Your task is to output all the records below, word for word.

________________________________________

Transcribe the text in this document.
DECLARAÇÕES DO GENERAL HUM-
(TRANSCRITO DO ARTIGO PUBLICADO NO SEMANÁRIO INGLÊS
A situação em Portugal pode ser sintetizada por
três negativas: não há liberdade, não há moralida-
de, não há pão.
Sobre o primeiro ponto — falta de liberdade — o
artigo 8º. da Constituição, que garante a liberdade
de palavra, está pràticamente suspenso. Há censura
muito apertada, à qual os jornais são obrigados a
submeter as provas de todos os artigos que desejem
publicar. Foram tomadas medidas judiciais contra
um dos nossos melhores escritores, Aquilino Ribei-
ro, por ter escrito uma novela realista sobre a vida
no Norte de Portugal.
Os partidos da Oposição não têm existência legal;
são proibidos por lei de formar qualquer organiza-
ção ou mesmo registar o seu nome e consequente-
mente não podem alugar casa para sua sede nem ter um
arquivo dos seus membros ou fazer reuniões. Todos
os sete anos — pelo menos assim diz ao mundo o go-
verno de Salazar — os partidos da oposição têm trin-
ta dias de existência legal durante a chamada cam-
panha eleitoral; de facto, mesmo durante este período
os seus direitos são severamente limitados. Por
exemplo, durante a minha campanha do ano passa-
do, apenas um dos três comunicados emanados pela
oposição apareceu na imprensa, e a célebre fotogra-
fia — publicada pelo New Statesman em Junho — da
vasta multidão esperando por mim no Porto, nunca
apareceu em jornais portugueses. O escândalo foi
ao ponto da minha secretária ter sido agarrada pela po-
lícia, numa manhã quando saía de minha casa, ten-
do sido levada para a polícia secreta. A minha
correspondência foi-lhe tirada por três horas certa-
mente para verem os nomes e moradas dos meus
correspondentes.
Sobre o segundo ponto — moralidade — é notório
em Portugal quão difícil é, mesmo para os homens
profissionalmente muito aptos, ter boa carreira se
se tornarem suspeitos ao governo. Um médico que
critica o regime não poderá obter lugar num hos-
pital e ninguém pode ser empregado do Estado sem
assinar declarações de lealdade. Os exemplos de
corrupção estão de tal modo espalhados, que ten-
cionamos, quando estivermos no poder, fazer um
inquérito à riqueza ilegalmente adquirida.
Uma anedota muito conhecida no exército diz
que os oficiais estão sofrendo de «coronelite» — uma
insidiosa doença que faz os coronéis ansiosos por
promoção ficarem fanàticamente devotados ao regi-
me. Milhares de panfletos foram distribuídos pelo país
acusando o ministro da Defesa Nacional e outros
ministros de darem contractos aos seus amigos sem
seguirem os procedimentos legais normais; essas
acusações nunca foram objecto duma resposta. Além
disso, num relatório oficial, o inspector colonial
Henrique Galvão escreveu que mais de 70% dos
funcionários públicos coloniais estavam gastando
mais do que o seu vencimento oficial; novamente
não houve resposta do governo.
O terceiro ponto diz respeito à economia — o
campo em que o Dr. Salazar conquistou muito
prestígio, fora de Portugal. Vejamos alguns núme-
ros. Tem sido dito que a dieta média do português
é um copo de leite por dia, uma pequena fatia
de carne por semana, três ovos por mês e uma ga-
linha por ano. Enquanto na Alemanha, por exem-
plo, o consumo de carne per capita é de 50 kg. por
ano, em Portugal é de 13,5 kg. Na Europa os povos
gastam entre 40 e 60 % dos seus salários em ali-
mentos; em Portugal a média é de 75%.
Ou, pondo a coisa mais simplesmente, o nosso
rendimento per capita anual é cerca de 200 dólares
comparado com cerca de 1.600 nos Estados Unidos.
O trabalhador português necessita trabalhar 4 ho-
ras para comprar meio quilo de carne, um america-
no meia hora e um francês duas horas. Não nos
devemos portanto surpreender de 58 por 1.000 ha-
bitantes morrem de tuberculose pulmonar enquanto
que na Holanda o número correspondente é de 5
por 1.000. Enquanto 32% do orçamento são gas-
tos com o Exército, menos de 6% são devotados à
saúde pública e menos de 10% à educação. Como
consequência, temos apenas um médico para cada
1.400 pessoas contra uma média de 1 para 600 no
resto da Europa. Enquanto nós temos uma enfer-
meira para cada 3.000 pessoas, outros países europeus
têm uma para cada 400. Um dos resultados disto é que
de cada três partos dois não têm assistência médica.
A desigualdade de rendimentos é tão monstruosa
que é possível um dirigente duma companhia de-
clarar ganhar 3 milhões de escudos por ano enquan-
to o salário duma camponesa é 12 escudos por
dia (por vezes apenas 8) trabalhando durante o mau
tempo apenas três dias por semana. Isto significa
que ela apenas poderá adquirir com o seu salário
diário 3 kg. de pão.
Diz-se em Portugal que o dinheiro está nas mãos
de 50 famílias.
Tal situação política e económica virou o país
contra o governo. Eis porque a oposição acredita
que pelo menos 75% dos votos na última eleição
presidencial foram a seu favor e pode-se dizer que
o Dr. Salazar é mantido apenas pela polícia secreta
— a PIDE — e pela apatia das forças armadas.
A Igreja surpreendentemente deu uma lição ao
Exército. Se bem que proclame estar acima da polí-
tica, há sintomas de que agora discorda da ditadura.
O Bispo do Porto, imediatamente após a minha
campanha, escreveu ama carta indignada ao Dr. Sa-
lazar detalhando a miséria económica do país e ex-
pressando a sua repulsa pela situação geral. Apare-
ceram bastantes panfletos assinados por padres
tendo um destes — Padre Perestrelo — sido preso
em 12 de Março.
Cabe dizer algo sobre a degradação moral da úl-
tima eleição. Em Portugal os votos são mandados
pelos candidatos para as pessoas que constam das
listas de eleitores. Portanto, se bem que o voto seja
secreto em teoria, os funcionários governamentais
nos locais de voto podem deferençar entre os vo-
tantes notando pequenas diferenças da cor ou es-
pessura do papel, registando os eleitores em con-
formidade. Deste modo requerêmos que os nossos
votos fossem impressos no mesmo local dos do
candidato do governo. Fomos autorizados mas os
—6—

________________________________________

**Complete output**
Transcribe the text in this document.
DECLARAÇÕES DO GENERAL HUM-
(TRANSCRITO DO ARTIGO PUBLICADO NO SEMANÁRIO INGLÊS
A situação em Portugal pode ser sintetizada por
três negativas: não há liberdade, não há moralida-
de, não há pão.
Sobre o primeiro ponto — falta de liberdade — o
artigo 8º. da Constituição, que garante a liberdade
de palavra, está pràticamente suspenso. Há censura
muito apertada, à qual os jornais são obrigados a
submeter as provas de todos os artigos que desejem
publicar. Foram tomadas medidas judiciais contra
um dos nossos melhores escritores, Aquilino Ribei-
ro, por ter escrito uma novela realista sobre a vida
no Norte de Portugal.
Os partidos da Oposição não têm existência legal;
são proibidos por lei de formar qualquer organiza-
ção ou mesmo registar o seu nome e consequente-
mente não podem alugar casa para sua sede nem ter um
arquivo dos seus membros ou fazer reuniões. Todos
os sete anos — pelo menos assim diz ao mundo o go-
verno de Salazar — os partidos da oposição têm trin-
ta dias de existência legal durante a chamada cam-
panha eleitoral; de facto, mesmo durante este período
os seus direitos são severamente limitados. Por
exemplo, durante a minha campanha do ano passa-
do, apenas um dos três comunicados emanados pela
oposição apareceu na imprensa, e a célebre fotogra-
fia — publicada pelo New Statesman em Junho — da
vasta multidão esperando por mim no Porto, nunca
apareceu em jornais portugueses. O escândalo foi
ao ponto da minha secretária ter sido agarrada pela po-
lícia, numa manhã quando saía de minha casa, ten-
do sido levada para a polícia secreta. A minha
correspondência foi-lhe tirada por três horas certa-
mente para verem os nomes e moradas dos meus
correspondentes.
Sobre o segundo ponto — moralidade — é notório
em Portugal quão difícil é, mesmo para os homens
profissionalmente muito aptos, ter boa carreira se
se tornarem suspeitos ao governo. Um médico que
critica o regime não poderá obter lugar num hos-
pital e ninguém pode ser empregado do Estado sem
assinar declarações de lealdade. Os exemplos de
corrupção estão de tal modo espalhados, que ten-
cionamos, quando estivermos no poder, fazer um
inquérito à riqueza ilegalmente adquirida.
Uma anedota muito conhecida no exército diz
que os oficiais estão sofrendo de «coronelite» — uma
insidiosa doença que faz os coronéis ansiosos por
promoção ficarem fanàticamente devotados ao regi-
me. Milhares de panfletos foram distribuídos pelo país
acusando o ministro da Defesa Nacional e outros
ministros de darem contractos aos seus amigos sem
seguirem os procedimentos legais normais; essas
acusações nunca foram objecto duma resposta. Além
disso, num relatório oficial, o inspector colonial
Henrique Galvão escreveu que mais de 70% dos
funcionários públicos coloniais estavam gastando
mais do que o seu vencimento oficial; novamente
não houve resposta do governo.
O terceiro ponto diz respeito à economia — o
campo em que o Dr. Salazar conquistou muito
prestígio, fora de Portugal. Vejamos alguns núme-
ros. Tem sido dito que a dieta média do português
é um copo de leite por dia, uma pequena fatia
de carne por semana, três ovos por mês e uma ga-
linha por ano. Enquanto na Alemanha, por exem-
plo, o consumo de carne per capita é de 50 kg. por
ano, em Portugal é de 13,5 kg. Na Europa os povos
gastam entre 40 e 60 % dos seus salários em ali-
mentos; em Portugal a média é de 75%.
Ou, pondo a coisa mais simplesmente, o nosso
rendimento per capita anual é cerca de 200 dólares
comparado com cerca de 1.600 nos Estados Unidos.
O trabalhador português necessita trabalhar 4 ho-
ras para comprar meio quilo de carne, um america-
no meia hora e um francês duas horas. Não nos
devemos portanto surpreender de 58 por 1.000 ha-
bitantes morrem de tuberculose pulmonar enquanto
que na Holanda o número correspondente é de 5
por 1.000. Enquanto 32% do orçamento são gas-
tos com o Exército, menos de 6% são devotados à
saúde pública e menos de 10% à educação. Como
consequência, temos apenas um médico para cada
1.400 pessoas contra uma média de 1 para 600 no
resto da Europa. Enquanto nós temos uma enfer-
meira para cada 3.000 pessoas, outros países europeus
têm uma para cada 400. Um dos resultados disto é que
de cada três partos dois não têm assistência médica.
A desigualdade de rendimentos é tão monstruosa
que é possível um dirigente duma companhia de-
clarar ganhar 3 milhões de escudos por ano enquan-
to o salário duma camponesa é 12 escudos por
dia (por vezes apenas 8) trabalhando durante o mau
tempo apenas três dias por semana. Isto significa
que ela apenas poderá adquirir com o seu salário
diário 3 kg. de pão.
Diz-se em Portugal que o dinheiro está nas mãos
de 50 famílias.
Tal situação política e económica virou o país
contra o governo. Eis porque a oposição acredita
que pelo menos 75% dos votos na última eleição
presidencial foram a seu favor e pode-se dizer que
o Dr. Salazar é mantido apenas pela polícia secreta
— a PIDE — e pela apatia das forças armadas.
A Igreja surpreendentemente deu uma lição ao
Exército. Se bem que proclame estar acima da polí-
tica, há sintomas de que agora discorda da ditadura.
O Bispo do Porto, imediatamente após a minha
campanha, escreveu ama carta indignada ao Dr. Sa-
lazar detalhando a miséria económica do país e ex-
pressando a sua repulsa pela situação geral. Apare-
ceram bastantes panfletos assinados por padres
tendo um destes — Padre Perestrelo — sido preso
em 12 de Março.
Cabe dizer algo sobre a degradação moral da úl-
tima eleição. Em Portugal os votos são mandados
pelos candidatos para as pessoas que constam das
listas de eleitores. Portanto, se bem que o voto seja
secreto em teoria, os funcionários governamentais
nos locais de voto podem deferençar entre os vo-
tantes notando pequenas diferenças da cor ou es-
pessura do papel, registando os eleitores em con-
formidade. Deste modo requerêmos que os nossos
votos fossem impressos no mesmo local dos do
candidato do governo. Fomos autorizados mas os
—6—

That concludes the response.